The entries below should be transcribed in their entirety, exactly as written.

(Records excerpted from a collection)

————

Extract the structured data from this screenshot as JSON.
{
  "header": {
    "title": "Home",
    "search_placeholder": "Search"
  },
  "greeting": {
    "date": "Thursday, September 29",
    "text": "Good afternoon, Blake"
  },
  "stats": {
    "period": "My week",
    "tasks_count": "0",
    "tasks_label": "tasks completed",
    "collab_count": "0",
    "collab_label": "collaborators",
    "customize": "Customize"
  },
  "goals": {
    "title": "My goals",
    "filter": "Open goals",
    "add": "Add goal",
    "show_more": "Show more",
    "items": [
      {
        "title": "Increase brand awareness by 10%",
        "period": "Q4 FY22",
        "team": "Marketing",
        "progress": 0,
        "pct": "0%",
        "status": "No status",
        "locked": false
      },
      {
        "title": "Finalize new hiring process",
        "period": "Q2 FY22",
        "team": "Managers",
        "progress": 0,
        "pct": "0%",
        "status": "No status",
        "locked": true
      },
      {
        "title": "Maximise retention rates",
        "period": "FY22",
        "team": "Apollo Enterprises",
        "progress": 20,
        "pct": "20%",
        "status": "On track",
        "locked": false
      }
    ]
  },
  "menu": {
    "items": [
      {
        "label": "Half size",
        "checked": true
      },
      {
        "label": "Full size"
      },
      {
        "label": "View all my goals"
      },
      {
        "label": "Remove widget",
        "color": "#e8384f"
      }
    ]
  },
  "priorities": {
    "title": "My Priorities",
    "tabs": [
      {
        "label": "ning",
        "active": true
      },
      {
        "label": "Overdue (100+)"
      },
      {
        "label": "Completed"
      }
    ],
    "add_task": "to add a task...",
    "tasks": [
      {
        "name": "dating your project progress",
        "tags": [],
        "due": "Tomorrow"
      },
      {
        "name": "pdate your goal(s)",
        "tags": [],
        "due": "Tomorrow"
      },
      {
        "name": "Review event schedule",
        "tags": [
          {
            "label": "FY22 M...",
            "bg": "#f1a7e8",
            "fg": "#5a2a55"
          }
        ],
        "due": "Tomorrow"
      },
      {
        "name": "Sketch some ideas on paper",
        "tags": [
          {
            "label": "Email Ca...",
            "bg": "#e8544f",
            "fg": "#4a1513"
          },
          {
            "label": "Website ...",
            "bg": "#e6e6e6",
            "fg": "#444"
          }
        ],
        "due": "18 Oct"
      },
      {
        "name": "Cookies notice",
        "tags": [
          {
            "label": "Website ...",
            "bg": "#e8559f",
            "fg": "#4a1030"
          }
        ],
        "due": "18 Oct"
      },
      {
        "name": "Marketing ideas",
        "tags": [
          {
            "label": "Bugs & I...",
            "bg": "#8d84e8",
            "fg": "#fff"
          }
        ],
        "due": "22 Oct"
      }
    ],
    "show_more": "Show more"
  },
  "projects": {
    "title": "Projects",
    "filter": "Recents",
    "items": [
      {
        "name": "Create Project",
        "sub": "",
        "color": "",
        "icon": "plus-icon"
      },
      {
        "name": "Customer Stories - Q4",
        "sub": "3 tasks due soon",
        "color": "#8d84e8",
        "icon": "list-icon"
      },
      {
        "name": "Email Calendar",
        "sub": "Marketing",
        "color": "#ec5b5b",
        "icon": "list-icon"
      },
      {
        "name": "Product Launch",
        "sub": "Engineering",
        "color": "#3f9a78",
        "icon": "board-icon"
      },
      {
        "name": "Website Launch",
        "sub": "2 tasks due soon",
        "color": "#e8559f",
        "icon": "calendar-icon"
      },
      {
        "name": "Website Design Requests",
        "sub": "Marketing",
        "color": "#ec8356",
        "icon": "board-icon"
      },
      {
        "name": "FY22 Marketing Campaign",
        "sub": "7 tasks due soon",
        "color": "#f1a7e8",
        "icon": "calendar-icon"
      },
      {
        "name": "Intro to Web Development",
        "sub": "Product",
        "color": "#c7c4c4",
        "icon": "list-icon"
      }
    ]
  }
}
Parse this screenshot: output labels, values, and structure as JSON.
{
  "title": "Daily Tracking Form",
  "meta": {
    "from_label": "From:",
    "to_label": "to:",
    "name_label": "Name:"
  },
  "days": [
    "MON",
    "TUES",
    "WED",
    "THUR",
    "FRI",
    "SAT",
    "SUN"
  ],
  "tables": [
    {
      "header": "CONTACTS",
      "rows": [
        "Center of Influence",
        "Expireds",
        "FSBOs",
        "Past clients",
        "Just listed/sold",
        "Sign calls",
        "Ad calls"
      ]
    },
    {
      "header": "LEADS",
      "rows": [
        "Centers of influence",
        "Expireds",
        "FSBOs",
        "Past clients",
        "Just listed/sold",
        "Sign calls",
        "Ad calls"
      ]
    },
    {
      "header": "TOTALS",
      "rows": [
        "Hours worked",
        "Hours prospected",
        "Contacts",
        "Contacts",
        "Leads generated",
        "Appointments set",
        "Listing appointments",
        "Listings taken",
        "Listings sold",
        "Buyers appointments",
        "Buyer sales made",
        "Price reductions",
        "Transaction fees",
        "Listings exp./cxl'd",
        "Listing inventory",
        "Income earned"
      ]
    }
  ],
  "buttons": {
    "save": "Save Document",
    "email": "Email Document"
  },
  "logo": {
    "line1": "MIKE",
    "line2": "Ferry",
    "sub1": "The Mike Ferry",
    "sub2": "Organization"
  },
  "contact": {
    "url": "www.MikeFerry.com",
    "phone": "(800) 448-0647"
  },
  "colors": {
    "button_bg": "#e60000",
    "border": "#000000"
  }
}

————

• _Written answer_:
Extract the structured data from this screenshot as JSON.
{
  "header": {
    "title": "Home",
    "search_placeholder": "Search"
  },
  "greeting": {
    "date": "Thursday, September 29",
    "text": "Good afternoon, Blake"
  },
  "stats": {
    "period": "My week",
    "tasks_count": "0",
    "tasks_label": "tasks completed",
    "collab_count": "0",
    "collab_label": "collaborators",
    "customize": "Customize"
  },
  "goals": {
    "title": "My goals",
    "filter": "Open goals",
    "add": "Add goal",
    "show_more": "Show more",
    "items": [
      {
        "title": "Increase brand awareness by 10%",
        "period": "Q4 FY22",
        "team": "Marketing",
        "progress": 0,
        "pct": "0%",
        "status": "No status",
        "locked": false
      },
      {
        "title": "Finalize new hiring process",
        "period": "Q2 FY22",
        "team": "Managers",
        "progress": 0,
        "pct": "0%",
        "status": "No status",
        "locked": true
      },
      {
        "title": "Maximise retention rates",
        "period": "FY22",
        "team": "Apollo Enterprises",
        "progress": 20,
        "pct": "20%",
        "status": "On track",
        "locked": false
      }
    ]
  },
  "menu": {
    "items": [
      {
        "label": "Half size",
        "checked": true
      },
      {
        "label": "Full size"
      },
      {
        "label": "View all my goals"
      },
      {
        "label": "Remove widget",
        "color": "#e8384f"
      }
    ]
  },
  "priorities": {
    "title": "My Priorities",
    "tabs": [
      {
        "label": "ning",
        "active": true
      },
      {
        "label": "Overdue (100+)"
      },
      {
        "label": "Completed"
      }
    ],
    "add_task": "to add a task...",
    "tasks": [
      {
        "name": "dating your project progress",
        "tags": [],
        "due": "Tomorrow"
      },
      {
        "name": "pdate your goal(s)",
        "tags": [],
        "due": "Tomorrow"
      },
      {
        "name": "Review event schedule",
        "tags": [
          {
            "label": "FY22 M...",
            "bg": "#f1a7e8",
            "fg": "#5a2a55"
          }
        ],
        "due": "Tomorrow"
      },
      {
        "name": "Sketch some ideas on paper",
        "tags": [
          {
            "label": "Email Ca...",
            "bg": "#e8544f",
            "fg": "#4a1513"
          },
          {
            "label": "Website ...",
            "bg": "#e6e6e6",
            "fg": "#444"
          }
        ],
        "due": "18 Oct"
      },
      {
        "name": "Cookies notice",
        "tags": [
          {
            "label": "Website ...",
            "bg": "#e8559f",
            "fg": "#4a1030"
          }
        ],
        "due": "18 Oct"
      },
      {
        "name": "Marketing ideas",
        "tags": [
          {
            "label": "Bugs & I...",
            "bg": "#8d84e8",
            "fg": "#fff"
          }
        ],
        "due": "22 Oct"
      }
    ],
    "show_more": "Show more"
  },
  "projects": {
    "title": "Projects",
    "filter": "Recents",
    "items": [
      {
        "name": "Create Project",
        "sub": "",
        "color": "",
        "icon": "plus-icon"
      },
      {
        "name": "Customer Stories - Q4",
        "sub": "3 tasks due soon",
        "color": "#8d84e8",
        "icon": "list-icon"
      },
      {
        "name": "Email Calendar",
        "sub": "Marketing",
        "color": "#ec5b5b",
        "icon": "list-icon"
      },
      {
        "name": "Product Launch",
        "sub": "Engineering",
        "color": "#3f9a78",
        "icon": "board-icon"
      },
      {
        "name": "Website Launch",
        "sub": "2 tasks due soon",
        "color": "#e8559f",
        "icon": "calendar-icon"
      },
      {
        "name": "Website Design Requests",
        "sub": "Marketing",
        "color": "#ec8356",
        "icon": "board-icon"
      },
      {
        "name": "FY22 Marketing Campaign",
        "sub": "7 tasks due soon",
        "color": "#f1a7e8",
        "icon": "calendar-icon"
      },
      {
        "name": "Intro to Web Development",
        "sub": "Product",
        "color": "#c7c4c4",
        "icon": "list-icon"
      }
    ]
  }
}
Parse this screenshot: output labels, values, and structure as JSON.
{
  "title": "Daily Tracking Form",
  "meta": {
    "from_label": "From:",
    "to_label": "to:",
    "name_label": "Name:"
  },
  "days": [
    "MON",
    "TUES",
    "WED",
    "THUR",
    "FRI",
    "SAT",
    "SUN"
  ],
  "tables": [
    {
      "header": "CONTACTS",
      "rows": [
        "Center of Influence",
        "Expireds",
        "FSBOs",
        "Past clients",
        "Just listed/sold",
        "Sign calls",
        "Ad calls"
      ]
    },
    {
      "header": "LEADS",
      "rows": [
        "Centers of influence",
        "Expireds",
        "FSBOs",
        "Past clients",
        "Just listed/sold",
        "Sign calls",
        "Ad calls"
      ]
    },
    {
      "header": "TOTALS",
      "rows": [
        "Hours worked",
        "Hours prospected",
        "Contacts",
        "Contacts",
        "Leads generated",
        "Appointments set",
        "Listing appointments",
        "Listings taken",
        "Listings sold",
        "Buyers appointments",
        "Buyer sales made",
        "Price reductions",
        "Transaction fees",
        "Listings exp./cxl'd",
        "Listing inventory",
        "Income earned"
      ]
    }
  ],
  "buttons": {
    "save": "Save Document",
    "email": "Email Document"
  },
  "logo": {
    "line1": "MIKE",
    "line2": "Ferry",
    "sub1": "The Mike Ferry",
    "sub2": "Organization"
  },
  "contact": {
    "url": "www.MikeFerry.com",
    "phone": "(800) 448-0647"
  },
  "colors": {
    "button_bg": "#e60000",
    "border": "#000000"
  }
}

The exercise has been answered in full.